* Start INPUT *

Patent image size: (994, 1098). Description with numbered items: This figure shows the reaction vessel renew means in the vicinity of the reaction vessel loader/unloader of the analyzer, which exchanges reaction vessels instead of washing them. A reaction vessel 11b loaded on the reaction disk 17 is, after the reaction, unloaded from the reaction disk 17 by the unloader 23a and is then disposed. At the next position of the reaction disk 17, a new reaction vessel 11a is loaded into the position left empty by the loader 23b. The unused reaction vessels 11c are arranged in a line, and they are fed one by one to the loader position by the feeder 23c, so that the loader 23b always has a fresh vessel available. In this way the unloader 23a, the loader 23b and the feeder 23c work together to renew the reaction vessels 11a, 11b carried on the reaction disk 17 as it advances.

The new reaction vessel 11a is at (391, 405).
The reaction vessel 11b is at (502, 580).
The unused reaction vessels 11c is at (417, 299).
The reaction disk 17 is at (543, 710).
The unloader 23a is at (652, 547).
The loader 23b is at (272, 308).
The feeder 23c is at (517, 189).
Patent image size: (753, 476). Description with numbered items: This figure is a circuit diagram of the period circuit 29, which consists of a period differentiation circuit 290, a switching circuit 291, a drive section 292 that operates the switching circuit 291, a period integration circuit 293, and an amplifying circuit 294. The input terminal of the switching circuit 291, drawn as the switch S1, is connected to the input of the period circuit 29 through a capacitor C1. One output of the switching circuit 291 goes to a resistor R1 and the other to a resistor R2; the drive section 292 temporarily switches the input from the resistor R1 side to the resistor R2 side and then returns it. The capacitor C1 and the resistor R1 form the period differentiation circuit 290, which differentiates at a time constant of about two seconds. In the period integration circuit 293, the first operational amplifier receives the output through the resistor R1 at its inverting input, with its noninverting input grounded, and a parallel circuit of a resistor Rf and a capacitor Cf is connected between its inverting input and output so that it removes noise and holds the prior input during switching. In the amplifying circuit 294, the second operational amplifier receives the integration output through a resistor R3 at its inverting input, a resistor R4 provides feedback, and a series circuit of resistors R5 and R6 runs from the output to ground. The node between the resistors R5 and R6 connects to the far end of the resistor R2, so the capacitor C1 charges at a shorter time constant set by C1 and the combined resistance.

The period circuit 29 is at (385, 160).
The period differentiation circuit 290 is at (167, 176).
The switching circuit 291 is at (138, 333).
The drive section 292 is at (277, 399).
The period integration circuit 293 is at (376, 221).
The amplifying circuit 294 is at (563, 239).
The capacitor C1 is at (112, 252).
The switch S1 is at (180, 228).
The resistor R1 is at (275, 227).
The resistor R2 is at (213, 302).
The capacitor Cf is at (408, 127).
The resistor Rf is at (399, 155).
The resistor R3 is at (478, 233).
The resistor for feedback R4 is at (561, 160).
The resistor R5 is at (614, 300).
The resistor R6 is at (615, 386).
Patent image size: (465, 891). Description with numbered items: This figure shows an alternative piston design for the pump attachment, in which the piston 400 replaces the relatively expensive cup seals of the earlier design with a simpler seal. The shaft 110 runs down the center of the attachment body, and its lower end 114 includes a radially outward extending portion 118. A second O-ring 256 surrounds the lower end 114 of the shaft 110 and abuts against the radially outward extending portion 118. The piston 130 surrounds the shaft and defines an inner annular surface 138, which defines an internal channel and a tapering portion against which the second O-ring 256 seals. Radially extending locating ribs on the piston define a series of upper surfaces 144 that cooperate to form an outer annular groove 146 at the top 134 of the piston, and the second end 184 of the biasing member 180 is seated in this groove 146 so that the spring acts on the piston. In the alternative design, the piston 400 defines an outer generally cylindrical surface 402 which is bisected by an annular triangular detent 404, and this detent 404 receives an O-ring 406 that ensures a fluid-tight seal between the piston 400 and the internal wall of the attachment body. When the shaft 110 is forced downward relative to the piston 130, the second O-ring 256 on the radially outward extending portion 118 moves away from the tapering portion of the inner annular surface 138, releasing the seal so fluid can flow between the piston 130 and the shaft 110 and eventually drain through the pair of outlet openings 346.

* End INPUT *
* Start INPUT *

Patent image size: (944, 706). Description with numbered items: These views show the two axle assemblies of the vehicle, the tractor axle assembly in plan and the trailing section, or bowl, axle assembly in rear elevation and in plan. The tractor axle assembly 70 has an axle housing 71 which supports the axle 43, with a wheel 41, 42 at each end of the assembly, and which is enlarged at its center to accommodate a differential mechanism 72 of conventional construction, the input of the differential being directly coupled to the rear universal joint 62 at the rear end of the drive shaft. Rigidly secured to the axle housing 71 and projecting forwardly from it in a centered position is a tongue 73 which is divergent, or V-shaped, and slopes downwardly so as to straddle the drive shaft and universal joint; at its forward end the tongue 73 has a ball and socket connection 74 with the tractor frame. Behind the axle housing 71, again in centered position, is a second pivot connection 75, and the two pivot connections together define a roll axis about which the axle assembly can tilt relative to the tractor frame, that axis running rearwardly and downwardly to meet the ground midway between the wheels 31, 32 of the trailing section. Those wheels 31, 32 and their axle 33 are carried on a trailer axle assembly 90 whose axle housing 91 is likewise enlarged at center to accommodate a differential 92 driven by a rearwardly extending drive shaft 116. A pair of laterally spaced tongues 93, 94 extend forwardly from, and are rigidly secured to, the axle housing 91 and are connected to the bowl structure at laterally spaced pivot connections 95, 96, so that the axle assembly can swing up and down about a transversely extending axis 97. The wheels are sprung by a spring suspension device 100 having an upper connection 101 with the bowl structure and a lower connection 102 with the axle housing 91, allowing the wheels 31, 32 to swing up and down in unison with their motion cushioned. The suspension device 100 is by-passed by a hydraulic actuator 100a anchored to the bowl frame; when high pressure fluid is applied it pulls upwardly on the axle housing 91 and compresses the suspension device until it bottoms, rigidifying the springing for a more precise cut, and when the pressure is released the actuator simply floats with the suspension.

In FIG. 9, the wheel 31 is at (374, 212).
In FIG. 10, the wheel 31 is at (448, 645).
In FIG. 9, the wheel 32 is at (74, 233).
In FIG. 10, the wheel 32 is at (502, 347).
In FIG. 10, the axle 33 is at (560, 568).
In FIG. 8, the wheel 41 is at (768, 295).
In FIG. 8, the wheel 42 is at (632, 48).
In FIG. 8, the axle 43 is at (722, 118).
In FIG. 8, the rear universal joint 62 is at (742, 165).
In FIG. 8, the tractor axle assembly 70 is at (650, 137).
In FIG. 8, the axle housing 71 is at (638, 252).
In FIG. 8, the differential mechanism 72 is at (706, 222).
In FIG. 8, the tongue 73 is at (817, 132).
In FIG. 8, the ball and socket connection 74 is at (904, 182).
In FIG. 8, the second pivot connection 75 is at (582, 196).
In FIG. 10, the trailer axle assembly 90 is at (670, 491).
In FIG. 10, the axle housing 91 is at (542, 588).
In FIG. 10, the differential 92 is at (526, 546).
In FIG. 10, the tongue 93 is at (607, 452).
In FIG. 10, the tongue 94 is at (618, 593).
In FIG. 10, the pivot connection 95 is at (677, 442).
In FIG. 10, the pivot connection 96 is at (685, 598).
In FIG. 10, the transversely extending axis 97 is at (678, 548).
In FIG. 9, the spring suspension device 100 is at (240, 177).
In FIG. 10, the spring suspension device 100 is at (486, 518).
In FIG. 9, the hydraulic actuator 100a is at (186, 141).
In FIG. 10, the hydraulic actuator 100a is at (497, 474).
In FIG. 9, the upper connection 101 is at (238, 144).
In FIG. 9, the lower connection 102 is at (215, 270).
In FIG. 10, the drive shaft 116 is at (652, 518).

* End INPUT *

Repeat everything in the material from the line containing "Patent image size: (994, 1098)." down to the line containing "The reaction disk 17 is at (543, 710).", both included.

Patent image size: (994, 1098). Description with numbered items: This figure shows the reaction vessel renew means in the vicinity of the reaction vessel loader/unloader of the analyzer, which exchanges reaction vessels instead of washing them. A reaction vessel 11b loaded on the reaction disk 17 is, after the reaction, unloaded from the reaction disk 17 by the unloader 23a and is then disposed. At the next position of the reaction disk 17, a new reaction vessel 11a is loaded into the position left empty by the loader 23b. The unused reaction vessels 11c are arranged in a line, and they are fed one by one to the loader position by the feeder 23c, so that the loader 23b always has a fresh vessel available. In this way the unloader 23a, the loader 23b and the feeder 23c work together to renew the reaction vessels 11a, 11b carried on the reaction disk 17 as it advances.

The new reaction vessel 11a is at (391, 405).
The reaction vessel 11b is at (502, 580).
The unused reaction vessels 11c is at (417, 299).
The reaction disk 17 is at (543, 710).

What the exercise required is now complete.